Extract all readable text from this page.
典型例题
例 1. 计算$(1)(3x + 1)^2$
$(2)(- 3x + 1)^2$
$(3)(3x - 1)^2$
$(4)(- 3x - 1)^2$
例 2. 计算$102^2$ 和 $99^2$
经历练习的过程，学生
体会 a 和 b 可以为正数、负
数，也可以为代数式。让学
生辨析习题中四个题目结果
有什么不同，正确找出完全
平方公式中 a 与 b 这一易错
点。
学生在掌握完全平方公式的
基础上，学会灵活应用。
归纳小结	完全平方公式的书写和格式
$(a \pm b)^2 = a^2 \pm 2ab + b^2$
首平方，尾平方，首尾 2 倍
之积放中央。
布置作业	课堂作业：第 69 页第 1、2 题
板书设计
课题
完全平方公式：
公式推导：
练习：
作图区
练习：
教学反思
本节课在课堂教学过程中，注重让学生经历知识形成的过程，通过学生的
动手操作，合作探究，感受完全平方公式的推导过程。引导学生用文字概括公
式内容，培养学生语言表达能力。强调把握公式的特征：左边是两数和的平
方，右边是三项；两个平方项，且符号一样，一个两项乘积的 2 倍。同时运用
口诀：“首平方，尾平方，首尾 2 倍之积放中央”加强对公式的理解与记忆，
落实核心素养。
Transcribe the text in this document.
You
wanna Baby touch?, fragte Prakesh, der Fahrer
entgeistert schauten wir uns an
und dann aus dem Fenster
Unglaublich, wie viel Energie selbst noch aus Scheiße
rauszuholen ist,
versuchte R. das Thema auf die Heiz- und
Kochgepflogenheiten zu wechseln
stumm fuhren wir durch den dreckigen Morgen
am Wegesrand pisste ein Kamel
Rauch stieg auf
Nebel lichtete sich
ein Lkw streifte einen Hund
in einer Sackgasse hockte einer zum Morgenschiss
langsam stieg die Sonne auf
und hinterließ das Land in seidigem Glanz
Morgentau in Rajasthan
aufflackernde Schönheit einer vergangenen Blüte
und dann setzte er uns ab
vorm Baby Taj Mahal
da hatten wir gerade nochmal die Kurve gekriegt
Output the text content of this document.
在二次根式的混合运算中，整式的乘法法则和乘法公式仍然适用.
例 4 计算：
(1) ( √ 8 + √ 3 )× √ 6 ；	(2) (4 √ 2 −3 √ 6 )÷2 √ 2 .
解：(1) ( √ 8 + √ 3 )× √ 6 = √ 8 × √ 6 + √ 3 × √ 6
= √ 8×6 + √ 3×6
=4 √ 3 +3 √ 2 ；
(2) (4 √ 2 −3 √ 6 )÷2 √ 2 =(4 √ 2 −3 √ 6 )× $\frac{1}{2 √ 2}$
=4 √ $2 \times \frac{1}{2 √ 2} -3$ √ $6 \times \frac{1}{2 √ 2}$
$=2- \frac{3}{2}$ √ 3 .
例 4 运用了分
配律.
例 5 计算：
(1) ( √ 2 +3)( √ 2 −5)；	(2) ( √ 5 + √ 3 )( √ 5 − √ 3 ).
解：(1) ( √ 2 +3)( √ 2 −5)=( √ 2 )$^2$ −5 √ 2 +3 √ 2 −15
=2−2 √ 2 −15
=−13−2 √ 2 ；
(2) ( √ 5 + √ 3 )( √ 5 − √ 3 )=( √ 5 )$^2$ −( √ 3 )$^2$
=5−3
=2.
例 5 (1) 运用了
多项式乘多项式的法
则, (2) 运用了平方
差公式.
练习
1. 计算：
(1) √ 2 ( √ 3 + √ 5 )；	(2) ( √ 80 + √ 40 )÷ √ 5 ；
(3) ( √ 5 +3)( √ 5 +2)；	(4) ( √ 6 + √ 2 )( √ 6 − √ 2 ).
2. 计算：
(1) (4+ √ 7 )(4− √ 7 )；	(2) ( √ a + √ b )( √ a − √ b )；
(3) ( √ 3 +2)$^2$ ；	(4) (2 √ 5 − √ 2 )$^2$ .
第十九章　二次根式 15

--

WORK TO BE COMPLETED>
The data above must be returned in full, exactly as written.

EXERCISE RESPONSE>
Extract all readable text from this page.
典型例题
例 1. 计算$(1)(3x + 1)^2$
$(2)(- 3x + 1)^2$
$(3)(3x - 1)^2$
$(4)(- 3x - 1)^2$
例 2. 计算$102^2$ 和 $99^2$
经历练习的过程，学生
体会 a 和 b 可以为正数、负
数，也可以为代数式。让学
生辨析习题中四个题目结果
有什么不同，正确找出完全
平方公式中 a 与 b 这一易错
点。
学生在掌握完全平方公式的
基础上，学会灵活应用。
归纳小结	完全平方公式的书写和格式
$(a \pm b)^2 = a^2 \pm 2ab + b^2$
首平方，尾平方，首尾 2 倍
之积放中央。
布置作业	课堂作业：第 69 页第 1、2 题
板书设计
课题
完全平方公式：
公式推导：
练习：
作图区
练习：
教学反思
本节课在课堂教学过程中，注重让学生经历知识形成的过程，通过学生的
动手操作，合作探究，感受完全平方公式的推导过程。引导学生用文字概括公
式内容，培养学生语言表达能力。强调把握公式的特征：左边是两数和的平
方，右边是三项；两个平方项，且符号一样，一个两项乘积的 2 倍。同时运用
口诀：“首平方，尾平方，首尾 2 倍之积放中央”加强对公式的理解与记忆，
落实核心素养。
Transcribe the text in this document.
You
wanna Baby touch?, fragte Prakesh, der Fahrer
entgeistert schauten wir uns an
und dann aus dem Fenster
Unglaublich, wie viel Energie selbst noch aus Scheiße
rauszuholen ist,
versuchte R. das Thema auf die Heiz- und
Kochgepflogenheiten zu wechseln
stumm fuhren wir durch den dreckigen Morgen
am Wegesrand pisste ein Kamel
Rauch stieg auf
Nebel lichtete sich
ein Lkw streifte einen Hund
in einer Sackgasse hockte einer zum Morgenschiss
langsam stieg die Sonne auf
und hinterließ das Land in seidigem Glanz
Morgentau in Rajasthan
aufflackernde Schönheit einer vergangenen Blüte
und dann setzte er uns ab
vorm Baby Taj Mahal
da hatten wir gerade nochmal die Kurve gekriegt
Output the text content of this document.
在二次根式的混合运算中，整式的乘法法则和乘法公式仍然适用.
例 4 计算：
(1) ( √ 8 + √ 3 )× √ 6 ；	(2) (4 √ 2 −3 √ 6 )÷2 √ 2 .
解：(1) ( √ 8 + √ 3 )× √ 6 = √ 8 × √ 6 + √ 3 × √ 6
= √ 8×6 + √ 3×6
=4 √ 3 +3 √ 2 ；
(2) (4 √ 2 −3 √ 6 )÷2 √ 2 =(4 √ 2 −3 √ 6 )× $\frac{1}{2 √ 2}$
=4 √ $2 \times \frac{1}{2 √ 2} -3$ √ $6 \times \frac{1}{2 √ 2}$
$=2- \frac{3}{2}$ √ 3 .
例 4 运用了分
配律.
例 5 计算：
(1) ( √ 2 +3)( √ 2 −5)；	(2) ( √ 5 + √ 3 )( √ 5 − √ 3 ).
解：(1) ( √ 2 +3)( √ 2 −5)=( √ 2 )$^2$ −5 √ 2 +3 √ 2 −15
=2−2 √ 2 −15
=−13−2 √ 2 ；
(2) ( √ 5 + √ 3 )( √ 5 − √ 3 )=( √ 5 )$^2$ −( √ 3 )$^2$
=5−3
=2.
例 5 (1) 运用了
多项式乘多项式的法
则, (2) 运用了平方
差公式.
练习
1. 计算：
(1) √ 2 ( √ 3 + √ 5 )；	(2) ( √ 80 + √ 40 )÷ √ 5 ；
(3) ( √ 5 +3)( √ 5 +2)；	(4) ( √ 6 + √ 2 )( √ 6 − √ 2 ).
2. 计算：
(1) (4+ √ 7 )(4− √ 7 )；	(2) ( √ a + √ b )( √ a − √ b )；
(3) ( √ 3 +2)$^2$ ；	(4) (2 √ 5 − √ 2 )$^2$ .
第十九章　二次根式 15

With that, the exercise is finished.